━━ Records for the exercise

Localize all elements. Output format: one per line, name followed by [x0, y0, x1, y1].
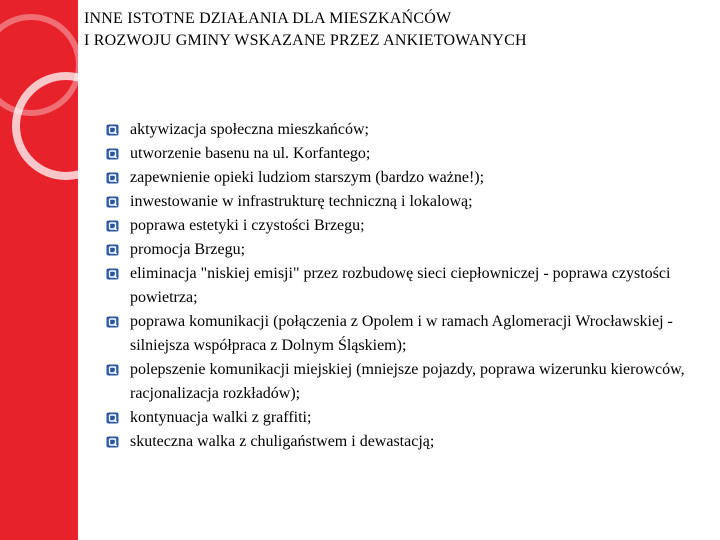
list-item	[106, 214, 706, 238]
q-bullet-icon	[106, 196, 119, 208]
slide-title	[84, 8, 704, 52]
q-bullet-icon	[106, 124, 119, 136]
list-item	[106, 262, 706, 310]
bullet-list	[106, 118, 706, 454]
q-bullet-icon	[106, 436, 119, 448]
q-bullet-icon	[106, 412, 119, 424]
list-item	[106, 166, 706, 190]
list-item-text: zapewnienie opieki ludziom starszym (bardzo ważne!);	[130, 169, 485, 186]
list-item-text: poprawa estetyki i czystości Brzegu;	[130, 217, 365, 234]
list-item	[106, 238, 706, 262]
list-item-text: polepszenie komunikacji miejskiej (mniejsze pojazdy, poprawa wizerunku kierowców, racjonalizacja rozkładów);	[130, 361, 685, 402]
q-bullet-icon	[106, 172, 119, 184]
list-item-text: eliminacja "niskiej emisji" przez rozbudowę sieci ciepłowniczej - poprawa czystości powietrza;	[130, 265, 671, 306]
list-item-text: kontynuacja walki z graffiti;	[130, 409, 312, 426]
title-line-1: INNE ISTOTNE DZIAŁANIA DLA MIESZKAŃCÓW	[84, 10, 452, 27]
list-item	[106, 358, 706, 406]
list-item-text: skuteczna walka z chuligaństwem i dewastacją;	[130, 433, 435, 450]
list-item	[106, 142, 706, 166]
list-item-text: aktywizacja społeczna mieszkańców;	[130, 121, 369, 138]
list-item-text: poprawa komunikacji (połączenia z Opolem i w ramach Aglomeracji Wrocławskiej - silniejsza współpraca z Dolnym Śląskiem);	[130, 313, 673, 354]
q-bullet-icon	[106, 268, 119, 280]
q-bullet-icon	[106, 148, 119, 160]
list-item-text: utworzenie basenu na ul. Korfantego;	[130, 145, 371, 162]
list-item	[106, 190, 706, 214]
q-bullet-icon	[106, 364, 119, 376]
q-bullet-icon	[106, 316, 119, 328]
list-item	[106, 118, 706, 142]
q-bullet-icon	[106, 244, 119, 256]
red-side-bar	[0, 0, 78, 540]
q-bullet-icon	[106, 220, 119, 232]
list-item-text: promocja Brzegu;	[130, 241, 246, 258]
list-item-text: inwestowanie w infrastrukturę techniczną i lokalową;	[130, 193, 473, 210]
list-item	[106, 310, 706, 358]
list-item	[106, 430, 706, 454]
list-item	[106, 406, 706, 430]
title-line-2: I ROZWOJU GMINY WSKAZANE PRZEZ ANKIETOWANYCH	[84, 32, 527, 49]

━━━━
━━ Records for the exercise

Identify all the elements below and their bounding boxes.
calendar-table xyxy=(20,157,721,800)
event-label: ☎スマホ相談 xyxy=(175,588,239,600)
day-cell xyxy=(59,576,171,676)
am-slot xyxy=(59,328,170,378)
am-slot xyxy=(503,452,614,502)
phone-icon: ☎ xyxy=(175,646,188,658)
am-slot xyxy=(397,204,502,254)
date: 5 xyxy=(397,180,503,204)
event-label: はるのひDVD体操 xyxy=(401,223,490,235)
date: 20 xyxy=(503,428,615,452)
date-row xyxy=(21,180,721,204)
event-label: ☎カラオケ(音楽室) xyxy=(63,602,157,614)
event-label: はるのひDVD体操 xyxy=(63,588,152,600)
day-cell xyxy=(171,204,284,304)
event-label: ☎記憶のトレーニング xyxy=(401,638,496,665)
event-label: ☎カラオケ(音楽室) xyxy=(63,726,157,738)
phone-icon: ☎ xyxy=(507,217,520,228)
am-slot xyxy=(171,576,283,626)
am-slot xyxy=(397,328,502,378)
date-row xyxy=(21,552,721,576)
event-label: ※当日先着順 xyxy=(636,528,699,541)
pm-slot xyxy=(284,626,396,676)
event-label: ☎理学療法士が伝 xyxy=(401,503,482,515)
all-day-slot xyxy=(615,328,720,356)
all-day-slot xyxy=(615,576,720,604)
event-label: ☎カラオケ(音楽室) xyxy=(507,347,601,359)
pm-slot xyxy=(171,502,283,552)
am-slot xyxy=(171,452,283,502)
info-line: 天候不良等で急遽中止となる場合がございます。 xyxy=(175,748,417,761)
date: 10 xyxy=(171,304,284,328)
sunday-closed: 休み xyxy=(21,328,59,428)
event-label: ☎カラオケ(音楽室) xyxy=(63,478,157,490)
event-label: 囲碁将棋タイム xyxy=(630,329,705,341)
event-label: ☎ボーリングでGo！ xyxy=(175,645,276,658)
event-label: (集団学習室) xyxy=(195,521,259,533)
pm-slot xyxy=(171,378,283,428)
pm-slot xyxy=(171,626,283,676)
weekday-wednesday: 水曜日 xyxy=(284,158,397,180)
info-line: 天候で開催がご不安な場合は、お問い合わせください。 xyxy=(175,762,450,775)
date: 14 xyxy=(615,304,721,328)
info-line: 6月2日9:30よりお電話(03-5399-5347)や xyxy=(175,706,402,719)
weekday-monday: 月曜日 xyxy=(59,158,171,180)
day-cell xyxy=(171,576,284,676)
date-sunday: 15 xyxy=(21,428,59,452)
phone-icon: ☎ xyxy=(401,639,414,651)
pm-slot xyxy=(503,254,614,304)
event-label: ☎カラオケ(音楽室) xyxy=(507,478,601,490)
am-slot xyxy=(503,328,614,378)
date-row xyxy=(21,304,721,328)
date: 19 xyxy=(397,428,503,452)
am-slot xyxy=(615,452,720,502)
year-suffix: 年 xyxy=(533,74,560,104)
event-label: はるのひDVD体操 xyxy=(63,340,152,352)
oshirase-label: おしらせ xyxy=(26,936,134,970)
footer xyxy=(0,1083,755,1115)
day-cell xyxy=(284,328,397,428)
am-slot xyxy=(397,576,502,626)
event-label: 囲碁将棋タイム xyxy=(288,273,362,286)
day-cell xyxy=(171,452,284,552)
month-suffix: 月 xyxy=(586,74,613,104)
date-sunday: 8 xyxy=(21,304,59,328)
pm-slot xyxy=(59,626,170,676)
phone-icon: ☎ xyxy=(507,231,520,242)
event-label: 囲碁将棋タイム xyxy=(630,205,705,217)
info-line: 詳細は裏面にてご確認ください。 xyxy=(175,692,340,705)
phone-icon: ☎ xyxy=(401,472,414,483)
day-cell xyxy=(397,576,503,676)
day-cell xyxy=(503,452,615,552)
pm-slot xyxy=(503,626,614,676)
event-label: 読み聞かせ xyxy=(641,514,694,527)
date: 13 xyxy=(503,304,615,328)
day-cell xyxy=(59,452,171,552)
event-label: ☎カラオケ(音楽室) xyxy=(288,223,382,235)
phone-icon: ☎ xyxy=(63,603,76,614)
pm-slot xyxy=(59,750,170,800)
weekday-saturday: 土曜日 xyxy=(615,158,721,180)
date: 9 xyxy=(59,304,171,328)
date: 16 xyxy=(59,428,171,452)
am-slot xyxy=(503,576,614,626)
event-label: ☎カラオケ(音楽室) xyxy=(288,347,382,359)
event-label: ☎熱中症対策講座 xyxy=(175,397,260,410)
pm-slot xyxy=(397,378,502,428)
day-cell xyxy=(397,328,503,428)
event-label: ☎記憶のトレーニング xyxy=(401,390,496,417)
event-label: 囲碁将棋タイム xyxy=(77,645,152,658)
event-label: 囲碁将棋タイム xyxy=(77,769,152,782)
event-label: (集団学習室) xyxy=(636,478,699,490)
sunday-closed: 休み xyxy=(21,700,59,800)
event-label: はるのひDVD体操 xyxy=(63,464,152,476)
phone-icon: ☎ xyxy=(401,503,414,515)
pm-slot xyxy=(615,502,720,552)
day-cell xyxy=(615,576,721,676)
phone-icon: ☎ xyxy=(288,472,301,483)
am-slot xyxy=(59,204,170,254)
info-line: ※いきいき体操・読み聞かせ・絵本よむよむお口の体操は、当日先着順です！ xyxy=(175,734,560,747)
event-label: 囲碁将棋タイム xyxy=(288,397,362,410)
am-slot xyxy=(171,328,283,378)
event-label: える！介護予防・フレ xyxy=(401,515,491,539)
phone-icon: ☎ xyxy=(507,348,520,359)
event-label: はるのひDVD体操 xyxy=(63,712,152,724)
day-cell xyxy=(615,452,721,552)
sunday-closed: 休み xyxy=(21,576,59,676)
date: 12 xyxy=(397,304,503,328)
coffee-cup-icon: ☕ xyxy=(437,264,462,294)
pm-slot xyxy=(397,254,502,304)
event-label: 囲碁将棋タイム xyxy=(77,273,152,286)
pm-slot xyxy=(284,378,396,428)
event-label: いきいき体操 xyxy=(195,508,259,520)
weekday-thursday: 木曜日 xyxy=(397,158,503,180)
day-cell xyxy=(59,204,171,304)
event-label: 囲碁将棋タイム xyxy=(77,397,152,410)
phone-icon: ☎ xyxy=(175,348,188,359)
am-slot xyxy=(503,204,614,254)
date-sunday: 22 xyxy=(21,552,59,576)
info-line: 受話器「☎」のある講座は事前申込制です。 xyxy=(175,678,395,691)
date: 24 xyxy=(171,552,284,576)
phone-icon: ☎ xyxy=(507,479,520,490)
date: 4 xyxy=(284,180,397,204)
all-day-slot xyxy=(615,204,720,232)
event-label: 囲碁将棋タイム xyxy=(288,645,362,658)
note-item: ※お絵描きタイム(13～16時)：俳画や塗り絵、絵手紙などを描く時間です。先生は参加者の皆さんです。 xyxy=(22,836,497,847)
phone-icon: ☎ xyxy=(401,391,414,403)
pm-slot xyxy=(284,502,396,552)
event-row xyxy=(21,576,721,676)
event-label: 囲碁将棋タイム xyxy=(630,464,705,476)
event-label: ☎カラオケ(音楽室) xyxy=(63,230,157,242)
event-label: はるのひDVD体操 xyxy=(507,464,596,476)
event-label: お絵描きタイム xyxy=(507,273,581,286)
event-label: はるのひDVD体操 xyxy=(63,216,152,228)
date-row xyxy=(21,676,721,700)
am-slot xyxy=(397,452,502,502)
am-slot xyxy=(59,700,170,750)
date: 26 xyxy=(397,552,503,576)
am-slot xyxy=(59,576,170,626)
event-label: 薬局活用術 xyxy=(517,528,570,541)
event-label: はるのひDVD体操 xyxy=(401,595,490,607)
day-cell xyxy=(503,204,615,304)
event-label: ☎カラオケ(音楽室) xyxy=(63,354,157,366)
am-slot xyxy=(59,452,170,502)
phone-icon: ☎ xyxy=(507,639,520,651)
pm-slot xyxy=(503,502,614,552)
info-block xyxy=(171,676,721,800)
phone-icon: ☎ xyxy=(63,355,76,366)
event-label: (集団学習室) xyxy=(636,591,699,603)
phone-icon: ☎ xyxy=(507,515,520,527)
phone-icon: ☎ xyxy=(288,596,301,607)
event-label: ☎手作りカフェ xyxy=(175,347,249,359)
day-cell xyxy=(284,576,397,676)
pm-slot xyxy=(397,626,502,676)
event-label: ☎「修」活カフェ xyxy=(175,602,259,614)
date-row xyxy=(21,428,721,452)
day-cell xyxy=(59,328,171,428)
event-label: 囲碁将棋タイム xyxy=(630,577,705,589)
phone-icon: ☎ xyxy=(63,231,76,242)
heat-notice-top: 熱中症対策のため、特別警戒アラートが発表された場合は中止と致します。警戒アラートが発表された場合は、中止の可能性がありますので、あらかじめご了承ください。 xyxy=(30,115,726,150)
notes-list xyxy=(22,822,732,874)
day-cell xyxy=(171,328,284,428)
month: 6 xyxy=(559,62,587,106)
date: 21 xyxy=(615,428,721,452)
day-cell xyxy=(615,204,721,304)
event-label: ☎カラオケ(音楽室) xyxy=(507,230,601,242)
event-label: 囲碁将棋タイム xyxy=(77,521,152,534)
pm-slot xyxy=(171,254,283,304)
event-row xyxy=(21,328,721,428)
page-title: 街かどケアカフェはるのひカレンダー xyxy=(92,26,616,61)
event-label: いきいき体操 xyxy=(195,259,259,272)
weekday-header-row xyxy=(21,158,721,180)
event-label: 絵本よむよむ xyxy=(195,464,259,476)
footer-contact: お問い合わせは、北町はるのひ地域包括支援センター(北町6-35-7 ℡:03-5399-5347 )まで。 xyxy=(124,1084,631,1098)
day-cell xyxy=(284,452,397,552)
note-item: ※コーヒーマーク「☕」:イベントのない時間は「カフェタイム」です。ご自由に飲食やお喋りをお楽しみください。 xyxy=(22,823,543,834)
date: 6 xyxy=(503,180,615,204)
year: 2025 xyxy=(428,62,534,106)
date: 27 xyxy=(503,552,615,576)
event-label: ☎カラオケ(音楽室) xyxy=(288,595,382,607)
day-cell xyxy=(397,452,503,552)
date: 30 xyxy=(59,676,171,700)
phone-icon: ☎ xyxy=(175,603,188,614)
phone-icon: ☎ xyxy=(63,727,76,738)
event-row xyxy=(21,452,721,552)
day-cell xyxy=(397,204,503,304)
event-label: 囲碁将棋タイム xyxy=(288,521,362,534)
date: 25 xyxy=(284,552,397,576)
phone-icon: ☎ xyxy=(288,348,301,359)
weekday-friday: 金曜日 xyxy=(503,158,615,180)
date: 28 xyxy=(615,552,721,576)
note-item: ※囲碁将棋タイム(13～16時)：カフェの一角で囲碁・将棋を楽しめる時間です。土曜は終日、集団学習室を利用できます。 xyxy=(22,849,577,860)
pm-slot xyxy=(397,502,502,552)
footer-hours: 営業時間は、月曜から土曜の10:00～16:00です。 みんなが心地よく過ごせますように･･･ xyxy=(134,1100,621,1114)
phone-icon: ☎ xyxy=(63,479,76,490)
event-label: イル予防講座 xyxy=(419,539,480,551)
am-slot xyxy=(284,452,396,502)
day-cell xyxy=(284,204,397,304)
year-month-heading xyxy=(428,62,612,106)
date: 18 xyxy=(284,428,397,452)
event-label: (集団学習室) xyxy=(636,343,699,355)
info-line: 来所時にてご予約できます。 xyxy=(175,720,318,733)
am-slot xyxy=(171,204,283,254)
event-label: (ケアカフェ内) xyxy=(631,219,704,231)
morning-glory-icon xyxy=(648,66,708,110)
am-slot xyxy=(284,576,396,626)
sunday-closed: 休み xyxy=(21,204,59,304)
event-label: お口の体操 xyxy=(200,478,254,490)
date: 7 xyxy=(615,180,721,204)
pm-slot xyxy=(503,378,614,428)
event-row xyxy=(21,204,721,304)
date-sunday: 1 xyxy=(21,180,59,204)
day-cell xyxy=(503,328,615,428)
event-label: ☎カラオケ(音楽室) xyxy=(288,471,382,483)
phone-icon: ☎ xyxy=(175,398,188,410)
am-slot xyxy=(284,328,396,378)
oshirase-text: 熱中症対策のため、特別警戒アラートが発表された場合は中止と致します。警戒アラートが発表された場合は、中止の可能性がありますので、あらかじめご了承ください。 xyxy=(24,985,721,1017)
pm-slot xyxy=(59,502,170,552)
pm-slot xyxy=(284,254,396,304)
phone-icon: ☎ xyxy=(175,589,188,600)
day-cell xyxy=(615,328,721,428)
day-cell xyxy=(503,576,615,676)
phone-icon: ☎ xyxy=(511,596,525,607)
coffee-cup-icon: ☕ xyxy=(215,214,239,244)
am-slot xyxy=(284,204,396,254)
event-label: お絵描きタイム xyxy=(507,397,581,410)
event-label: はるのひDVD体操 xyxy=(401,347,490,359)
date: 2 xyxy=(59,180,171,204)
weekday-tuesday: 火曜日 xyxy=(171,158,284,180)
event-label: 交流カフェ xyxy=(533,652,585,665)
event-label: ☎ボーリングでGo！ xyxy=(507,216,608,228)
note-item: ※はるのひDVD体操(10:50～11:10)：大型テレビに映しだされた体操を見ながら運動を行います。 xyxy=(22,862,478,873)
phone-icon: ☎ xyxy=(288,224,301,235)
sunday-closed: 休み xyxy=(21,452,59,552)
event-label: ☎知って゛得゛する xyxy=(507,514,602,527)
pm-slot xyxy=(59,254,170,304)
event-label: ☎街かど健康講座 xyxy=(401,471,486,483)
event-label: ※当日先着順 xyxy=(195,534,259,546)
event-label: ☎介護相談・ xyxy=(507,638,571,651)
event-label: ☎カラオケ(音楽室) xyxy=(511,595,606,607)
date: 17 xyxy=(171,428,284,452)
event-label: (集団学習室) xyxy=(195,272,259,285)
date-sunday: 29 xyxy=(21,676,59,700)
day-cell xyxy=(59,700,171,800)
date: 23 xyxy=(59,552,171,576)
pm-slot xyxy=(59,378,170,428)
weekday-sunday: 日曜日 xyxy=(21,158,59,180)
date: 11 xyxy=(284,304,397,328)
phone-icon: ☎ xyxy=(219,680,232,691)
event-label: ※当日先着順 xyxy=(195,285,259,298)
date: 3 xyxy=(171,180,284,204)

━━━━

◆ **Your objective**: Replace "q-bullet-icon" with "round-bullet-icon" in the material, starting with the line with "Localize all elements." and going on through the line with "title-line-2: I ROZWOJU". Give back only those lines with nothing else changed, and leave out the pictures.

◆ **The completed task**:
Localize all elements. Output format: one per line, name followed by [x0, y0, x1, y1].
list-item	[106, 214, 706, 238]
round-bullet-icon	[106, 196, 119, 208]
slide-title	[84, 8, 704, 52]
round-bullet-icon	[106, 124, 119, 136]
list-item	[106, 262, 706, 310]
bullet-list	[106, 118, 706, 454]
round-bullet-icon	[106, 436, 119, 448]
round-bullet-icon	[106, 412, 119, 424]
list-item	[106, 166, 706, 190]
list-item-text: zapewnienie opieki ludziom starszym (bardzo ważne!);	[130, 169, 485, 186]
list-item-text: poprawa estetyki i czystości Brzegu;	[130, 217, 365, 234]
list-item	[106, 238, 706, 262]
list-item-text: polepszenie komunikacji miejskiej (mniejsze pojazdy, poprawa wizerunku kierowców, racjonalizacja rozkładów);	[130, 361, 685, 402]
round-bullet-icon	[106, 172, 119, 184]
list-item-text: eliminacja "niskiej emisji" przez rozbudowę sieci ciepłowniczej - poprawa czystości powietrza;	[130, 265, 671, 306]
list-item-text: kontynuacja walki z graffiti;	[130, 409, 312, 426]
title-line-1: INNE ISTOTNE DZIAŁANIA DLA MIESZKAŃCÓW	[84, 10, 452, 27]
list-item	[106, 358, 706, 406]
list-item-text: skuteczna walka z chuligaństwem i dewastacją;	[130, 433, 435, 450]
list-item	[106, 142, 706, 166]
list-item-text: aktywizacja społeczna mieszkańców;	[130, 121, 369, 138]
list-item-text: poprawa komunikacji (połączenia z Opolem i w ramach Aglomeracji Wrocławskiej - silniejsza współpraca z Dolnym Śląskiem);	[130, 313, 673, 354]
round-bullet-icon	[106, 268, 119, 280]
round-bullet-icon	[106, 148, 119, 160]
list-item-text: utworzenie basenu na ul. Korfantego;	[130, 145, 371, 162]
list-item	[106, 190, 706, 214]
round-bullet-icon	[106, 364, 119, 376]
round-bullet-icon	[106, 316, 119, 328]
list-item	[106, 118, 706, 142]
round-bullet-icon	[106, 244, 119, 256]
red-side-bar	[0, 0, 78, 540]
round-bullet-icon	[106, 220, 119, 232]
list-item-text: promocja Brzegu;	[130, 241, 246, 258]
list-item-text: inwestowanie w infrastrukturę techniczną i lokalową;	[130, 193, 473, 210]
list-item	[106, 310, 706, 358]
list-item	[106, 430, 706, 454]
list-item	[106, 406, 706, 430]
title-line-2: I ROZWOJU GMINY WSKAZANE PRZEZ ANKIETOWANYCH	[84, 32, 527, 49]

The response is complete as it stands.